* Problem *
Pick out all lines in the listing holding the string "Incoming" and copy them.
---
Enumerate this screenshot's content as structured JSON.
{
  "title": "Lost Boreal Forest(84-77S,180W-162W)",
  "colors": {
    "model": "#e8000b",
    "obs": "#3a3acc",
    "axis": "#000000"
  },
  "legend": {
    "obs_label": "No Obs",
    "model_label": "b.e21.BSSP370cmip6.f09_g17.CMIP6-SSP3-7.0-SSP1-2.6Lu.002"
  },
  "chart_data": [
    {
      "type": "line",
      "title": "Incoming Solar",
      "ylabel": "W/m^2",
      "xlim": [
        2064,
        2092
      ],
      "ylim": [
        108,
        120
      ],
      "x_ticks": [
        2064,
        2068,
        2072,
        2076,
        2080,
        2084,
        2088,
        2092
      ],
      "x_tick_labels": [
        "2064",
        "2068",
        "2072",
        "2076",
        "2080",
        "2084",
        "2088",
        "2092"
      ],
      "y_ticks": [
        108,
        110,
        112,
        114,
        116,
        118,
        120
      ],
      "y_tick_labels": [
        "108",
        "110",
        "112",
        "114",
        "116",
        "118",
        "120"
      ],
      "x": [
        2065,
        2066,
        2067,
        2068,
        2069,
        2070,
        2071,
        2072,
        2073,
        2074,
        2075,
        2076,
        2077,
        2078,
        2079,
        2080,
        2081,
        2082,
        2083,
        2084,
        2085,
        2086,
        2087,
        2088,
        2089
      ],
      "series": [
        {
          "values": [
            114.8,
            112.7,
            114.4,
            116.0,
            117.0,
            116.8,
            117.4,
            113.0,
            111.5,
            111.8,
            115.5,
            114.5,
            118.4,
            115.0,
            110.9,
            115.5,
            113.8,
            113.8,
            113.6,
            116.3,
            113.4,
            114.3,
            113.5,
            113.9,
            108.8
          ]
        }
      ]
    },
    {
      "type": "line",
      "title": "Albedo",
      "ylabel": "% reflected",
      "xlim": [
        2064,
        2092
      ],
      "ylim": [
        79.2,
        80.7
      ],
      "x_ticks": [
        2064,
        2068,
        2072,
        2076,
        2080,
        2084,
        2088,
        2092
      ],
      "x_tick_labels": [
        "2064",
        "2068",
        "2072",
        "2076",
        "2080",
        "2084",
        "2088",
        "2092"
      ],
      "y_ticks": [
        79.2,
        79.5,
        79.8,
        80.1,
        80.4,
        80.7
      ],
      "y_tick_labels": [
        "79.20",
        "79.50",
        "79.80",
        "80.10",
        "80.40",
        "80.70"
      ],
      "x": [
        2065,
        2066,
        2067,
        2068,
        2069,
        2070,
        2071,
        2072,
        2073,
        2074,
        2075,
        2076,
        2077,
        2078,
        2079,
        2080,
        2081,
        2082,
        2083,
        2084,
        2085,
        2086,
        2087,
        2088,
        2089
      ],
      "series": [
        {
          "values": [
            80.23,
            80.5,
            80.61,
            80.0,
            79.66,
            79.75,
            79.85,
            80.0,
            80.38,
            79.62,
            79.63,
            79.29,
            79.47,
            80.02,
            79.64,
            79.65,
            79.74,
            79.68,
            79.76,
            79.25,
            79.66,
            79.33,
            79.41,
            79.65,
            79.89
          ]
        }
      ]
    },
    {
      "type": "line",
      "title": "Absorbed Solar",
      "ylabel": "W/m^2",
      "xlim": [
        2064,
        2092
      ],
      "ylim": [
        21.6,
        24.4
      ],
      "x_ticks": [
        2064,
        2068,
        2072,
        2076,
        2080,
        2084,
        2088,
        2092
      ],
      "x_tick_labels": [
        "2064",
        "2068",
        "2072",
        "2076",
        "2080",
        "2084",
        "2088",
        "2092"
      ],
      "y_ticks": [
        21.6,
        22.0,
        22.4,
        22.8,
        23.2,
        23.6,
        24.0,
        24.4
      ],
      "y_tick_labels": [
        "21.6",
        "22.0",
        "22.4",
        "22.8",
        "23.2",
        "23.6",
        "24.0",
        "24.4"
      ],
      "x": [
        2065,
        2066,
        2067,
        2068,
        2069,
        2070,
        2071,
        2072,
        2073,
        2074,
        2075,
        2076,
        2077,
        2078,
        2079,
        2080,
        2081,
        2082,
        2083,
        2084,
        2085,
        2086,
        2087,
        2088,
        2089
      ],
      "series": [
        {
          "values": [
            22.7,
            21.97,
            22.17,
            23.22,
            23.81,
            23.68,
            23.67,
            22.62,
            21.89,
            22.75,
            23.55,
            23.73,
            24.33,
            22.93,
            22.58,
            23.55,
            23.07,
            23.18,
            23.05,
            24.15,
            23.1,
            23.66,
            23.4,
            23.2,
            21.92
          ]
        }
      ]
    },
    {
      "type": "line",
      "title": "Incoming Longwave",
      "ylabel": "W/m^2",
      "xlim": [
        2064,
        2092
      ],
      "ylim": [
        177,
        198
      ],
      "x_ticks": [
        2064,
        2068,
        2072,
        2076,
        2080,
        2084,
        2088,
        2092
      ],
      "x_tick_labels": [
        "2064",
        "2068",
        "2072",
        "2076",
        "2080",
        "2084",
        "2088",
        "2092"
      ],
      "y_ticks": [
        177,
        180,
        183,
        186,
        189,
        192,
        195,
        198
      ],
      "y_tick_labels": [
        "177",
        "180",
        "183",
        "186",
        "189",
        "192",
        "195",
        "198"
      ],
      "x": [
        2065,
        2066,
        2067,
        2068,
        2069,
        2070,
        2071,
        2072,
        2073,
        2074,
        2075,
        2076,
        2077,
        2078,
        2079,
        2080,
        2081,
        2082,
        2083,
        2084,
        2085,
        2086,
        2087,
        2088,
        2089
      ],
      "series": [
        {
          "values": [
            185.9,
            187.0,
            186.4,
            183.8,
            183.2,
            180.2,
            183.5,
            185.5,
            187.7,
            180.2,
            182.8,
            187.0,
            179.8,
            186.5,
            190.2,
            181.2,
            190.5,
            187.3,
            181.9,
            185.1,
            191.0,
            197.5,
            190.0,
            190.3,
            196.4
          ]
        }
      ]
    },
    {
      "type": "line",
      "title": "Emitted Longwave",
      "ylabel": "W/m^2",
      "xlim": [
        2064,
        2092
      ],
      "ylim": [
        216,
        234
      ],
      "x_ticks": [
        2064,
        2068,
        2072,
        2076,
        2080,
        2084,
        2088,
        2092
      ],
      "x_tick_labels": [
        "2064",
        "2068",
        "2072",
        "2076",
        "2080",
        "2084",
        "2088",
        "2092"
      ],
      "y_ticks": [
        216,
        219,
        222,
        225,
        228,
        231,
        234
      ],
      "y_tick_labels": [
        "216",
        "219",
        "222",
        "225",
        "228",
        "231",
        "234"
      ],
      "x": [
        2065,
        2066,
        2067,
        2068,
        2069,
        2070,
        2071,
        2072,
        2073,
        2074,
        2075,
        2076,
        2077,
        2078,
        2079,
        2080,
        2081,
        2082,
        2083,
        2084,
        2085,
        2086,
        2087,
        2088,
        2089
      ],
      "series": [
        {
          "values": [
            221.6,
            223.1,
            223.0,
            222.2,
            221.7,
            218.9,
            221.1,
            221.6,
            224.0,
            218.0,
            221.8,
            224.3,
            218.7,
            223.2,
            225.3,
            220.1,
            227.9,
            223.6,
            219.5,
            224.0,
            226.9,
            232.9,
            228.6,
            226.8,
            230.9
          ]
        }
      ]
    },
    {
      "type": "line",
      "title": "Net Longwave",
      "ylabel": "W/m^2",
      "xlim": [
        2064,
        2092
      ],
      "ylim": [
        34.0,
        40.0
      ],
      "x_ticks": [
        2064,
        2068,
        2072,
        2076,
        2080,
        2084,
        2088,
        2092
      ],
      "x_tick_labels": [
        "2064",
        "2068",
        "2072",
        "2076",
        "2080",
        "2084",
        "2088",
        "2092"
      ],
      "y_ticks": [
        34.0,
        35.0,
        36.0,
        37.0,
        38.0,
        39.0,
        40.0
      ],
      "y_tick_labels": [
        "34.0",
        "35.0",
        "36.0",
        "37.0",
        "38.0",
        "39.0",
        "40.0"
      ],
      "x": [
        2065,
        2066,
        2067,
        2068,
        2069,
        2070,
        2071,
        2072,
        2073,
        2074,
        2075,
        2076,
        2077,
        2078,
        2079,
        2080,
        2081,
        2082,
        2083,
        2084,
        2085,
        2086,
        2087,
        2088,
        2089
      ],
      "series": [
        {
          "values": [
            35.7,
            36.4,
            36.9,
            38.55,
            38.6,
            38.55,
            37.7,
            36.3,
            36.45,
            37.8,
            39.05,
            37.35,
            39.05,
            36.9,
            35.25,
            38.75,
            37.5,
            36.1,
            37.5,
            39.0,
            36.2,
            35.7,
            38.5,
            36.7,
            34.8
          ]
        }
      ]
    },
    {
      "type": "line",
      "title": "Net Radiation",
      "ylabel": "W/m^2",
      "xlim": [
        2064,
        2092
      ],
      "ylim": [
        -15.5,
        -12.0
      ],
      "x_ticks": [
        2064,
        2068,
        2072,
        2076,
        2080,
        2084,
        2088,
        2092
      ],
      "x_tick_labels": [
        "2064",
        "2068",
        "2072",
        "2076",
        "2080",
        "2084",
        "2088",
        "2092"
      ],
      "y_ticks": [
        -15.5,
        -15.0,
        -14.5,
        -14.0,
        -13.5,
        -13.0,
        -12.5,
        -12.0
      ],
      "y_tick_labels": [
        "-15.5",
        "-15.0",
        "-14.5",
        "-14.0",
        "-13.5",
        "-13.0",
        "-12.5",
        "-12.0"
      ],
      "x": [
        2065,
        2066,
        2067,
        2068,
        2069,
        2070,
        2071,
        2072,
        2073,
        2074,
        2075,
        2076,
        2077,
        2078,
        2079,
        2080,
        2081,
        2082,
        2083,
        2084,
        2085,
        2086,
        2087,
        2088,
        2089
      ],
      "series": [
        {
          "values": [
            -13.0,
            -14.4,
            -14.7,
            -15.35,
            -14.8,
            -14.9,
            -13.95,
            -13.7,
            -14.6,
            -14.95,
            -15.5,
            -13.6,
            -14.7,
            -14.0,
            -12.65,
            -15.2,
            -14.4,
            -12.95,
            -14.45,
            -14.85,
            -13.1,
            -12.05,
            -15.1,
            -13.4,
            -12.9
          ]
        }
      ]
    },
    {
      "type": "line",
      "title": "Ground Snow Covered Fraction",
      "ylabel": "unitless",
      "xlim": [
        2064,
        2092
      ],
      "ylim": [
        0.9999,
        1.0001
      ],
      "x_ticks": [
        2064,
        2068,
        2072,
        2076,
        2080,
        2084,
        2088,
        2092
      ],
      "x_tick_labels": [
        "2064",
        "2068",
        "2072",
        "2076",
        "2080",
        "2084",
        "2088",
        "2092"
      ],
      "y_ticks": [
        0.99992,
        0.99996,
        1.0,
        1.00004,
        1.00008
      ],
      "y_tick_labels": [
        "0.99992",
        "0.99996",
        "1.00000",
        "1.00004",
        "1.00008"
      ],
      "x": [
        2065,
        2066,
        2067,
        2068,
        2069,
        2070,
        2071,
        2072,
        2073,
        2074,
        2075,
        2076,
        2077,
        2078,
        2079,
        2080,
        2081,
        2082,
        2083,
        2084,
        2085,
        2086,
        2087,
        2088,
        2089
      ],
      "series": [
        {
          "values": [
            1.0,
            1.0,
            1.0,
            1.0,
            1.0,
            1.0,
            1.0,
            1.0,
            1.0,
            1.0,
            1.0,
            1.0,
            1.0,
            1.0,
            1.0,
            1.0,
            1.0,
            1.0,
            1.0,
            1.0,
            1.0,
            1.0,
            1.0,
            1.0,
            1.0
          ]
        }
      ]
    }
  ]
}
---
* Response to this task *
      "title": "Incoming Solar",
      "title": "Incoming Longwave",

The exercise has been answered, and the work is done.